#### Task instructions:
Gather and copy out every line in the records that contains the string "eller", matching upper and lower case exactly.

#### Supplied data:
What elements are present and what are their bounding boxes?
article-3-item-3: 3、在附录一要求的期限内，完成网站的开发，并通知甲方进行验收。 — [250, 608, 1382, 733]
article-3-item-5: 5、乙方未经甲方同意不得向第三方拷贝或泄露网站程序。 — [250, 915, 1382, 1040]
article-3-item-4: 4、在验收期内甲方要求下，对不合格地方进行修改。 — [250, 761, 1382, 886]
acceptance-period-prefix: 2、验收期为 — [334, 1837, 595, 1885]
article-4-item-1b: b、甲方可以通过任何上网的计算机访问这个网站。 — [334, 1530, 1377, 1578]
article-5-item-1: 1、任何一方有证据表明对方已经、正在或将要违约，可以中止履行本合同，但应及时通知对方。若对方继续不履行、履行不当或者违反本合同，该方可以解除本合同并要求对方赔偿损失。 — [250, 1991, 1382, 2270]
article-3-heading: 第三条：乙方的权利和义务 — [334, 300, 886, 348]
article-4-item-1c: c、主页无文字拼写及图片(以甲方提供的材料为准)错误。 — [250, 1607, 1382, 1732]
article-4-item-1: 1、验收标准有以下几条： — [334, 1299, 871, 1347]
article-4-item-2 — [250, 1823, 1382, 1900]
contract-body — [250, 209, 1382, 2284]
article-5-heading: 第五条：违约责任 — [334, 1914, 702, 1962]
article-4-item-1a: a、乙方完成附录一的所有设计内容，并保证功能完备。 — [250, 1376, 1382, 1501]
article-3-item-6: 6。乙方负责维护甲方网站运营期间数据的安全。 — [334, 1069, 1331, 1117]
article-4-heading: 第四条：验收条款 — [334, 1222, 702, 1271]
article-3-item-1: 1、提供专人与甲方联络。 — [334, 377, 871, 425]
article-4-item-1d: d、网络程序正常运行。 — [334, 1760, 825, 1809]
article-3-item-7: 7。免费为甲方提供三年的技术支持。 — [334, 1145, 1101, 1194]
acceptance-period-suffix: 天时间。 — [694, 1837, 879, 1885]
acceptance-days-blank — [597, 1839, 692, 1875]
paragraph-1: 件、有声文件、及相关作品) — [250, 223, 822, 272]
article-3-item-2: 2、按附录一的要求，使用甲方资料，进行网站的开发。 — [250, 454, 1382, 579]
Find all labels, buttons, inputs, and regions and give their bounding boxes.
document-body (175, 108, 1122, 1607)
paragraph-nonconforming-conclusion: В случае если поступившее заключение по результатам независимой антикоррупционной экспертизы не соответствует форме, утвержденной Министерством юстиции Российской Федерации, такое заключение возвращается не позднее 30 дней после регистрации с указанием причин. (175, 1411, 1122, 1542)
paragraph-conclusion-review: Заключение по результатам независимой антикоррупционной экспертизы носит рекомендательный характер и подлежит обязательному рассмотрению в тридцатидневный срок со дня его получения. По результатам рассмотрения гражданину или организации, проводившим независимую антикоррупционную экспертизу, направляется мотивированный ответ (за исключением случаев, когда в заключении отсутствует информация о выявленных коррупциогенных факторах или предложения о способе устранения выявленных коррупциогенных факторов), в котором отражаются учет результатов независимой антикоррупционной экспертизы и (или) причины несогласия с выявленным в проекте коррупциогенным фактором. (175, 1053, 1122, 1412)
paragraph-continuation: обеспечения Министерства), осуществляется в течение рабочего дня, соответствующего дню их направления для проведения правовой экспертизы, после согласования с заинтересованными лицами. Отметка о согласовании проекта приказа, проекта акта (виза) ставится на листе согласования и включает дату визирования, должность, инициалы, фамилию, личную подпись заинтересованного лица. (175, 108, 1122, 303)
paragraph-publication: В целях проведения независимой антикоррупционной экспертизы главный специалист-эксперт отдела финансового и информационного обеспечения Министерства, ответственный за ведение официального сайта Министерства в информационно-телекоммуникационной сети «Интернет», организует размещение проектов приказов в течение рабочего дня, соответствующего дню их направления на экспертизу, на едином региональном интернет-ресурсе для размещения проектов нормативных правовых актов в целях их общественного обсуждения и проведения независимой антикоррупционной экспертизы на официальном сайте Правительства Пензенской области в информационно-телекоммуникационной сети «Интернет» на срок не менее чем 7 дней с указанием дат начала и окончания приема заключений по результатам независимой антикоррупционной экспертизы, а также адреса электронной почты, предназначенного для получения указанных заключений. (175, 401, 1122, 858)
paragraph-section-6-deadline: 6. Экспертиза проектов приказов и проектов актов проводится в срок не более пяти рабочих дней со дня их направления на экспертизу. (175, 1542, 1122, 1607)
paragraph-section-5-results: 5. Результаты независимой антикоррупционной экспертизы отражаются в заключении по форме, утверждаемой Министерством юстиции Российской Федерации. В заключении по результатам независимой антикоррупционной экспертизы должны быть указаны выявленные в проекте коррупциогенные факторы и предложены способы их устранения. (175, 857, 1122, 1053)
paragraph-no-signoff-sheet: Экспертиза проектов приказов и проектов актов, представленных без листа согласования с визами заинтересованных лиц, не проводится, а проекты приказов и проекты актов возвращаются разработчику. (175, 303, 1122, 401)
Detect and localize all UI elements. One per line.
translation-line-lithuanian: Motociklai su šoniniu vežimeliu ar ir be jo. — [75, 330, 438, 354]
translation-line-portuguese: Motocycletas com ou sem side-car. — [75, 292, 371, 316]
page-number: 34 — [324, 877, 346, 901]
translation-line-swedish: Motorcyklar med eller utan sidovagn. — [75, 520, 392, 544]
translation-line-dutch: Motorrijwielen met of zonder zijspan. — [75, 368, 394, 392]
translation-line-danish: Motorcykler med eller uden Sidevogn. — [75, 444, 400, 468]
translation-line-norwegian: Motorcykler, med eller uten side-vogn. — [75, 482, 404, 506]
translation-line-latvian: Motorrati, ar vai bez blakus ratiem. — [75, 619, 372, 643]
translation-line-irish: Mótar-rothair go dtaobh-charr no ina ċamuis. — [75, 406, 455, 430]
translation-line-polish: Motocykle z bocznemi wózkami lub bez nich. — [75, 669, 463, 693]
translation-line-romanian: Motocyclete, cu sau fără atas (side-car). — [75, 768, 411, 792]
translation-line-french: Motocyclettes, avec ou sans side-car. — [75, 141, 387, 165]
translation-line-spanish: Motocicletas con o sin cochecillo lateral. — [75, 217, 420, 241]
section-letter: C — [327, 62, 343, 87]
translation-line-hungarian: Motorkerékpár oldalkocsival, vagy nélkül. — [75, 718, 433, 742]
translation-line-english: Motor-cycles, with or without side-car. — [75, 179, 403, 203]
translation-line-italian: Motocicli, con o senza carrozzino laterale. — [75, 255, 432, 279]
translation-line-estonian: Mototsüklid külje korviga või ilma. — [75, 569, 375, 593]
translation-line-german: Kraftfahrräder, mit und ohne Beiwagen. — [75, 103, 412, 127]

#### Output below:
translation-line-swedish: Motorcyklar med eller utan sidovagn. — [75, 520, 392, 544]
translation-line-danish: Motorcykler med eller uden Sidevogn. — [75, 444, 400, 468]
translation-line-norwegian: Motorcykler, med eller uten side-vogn. — [75, 482, 404, 506]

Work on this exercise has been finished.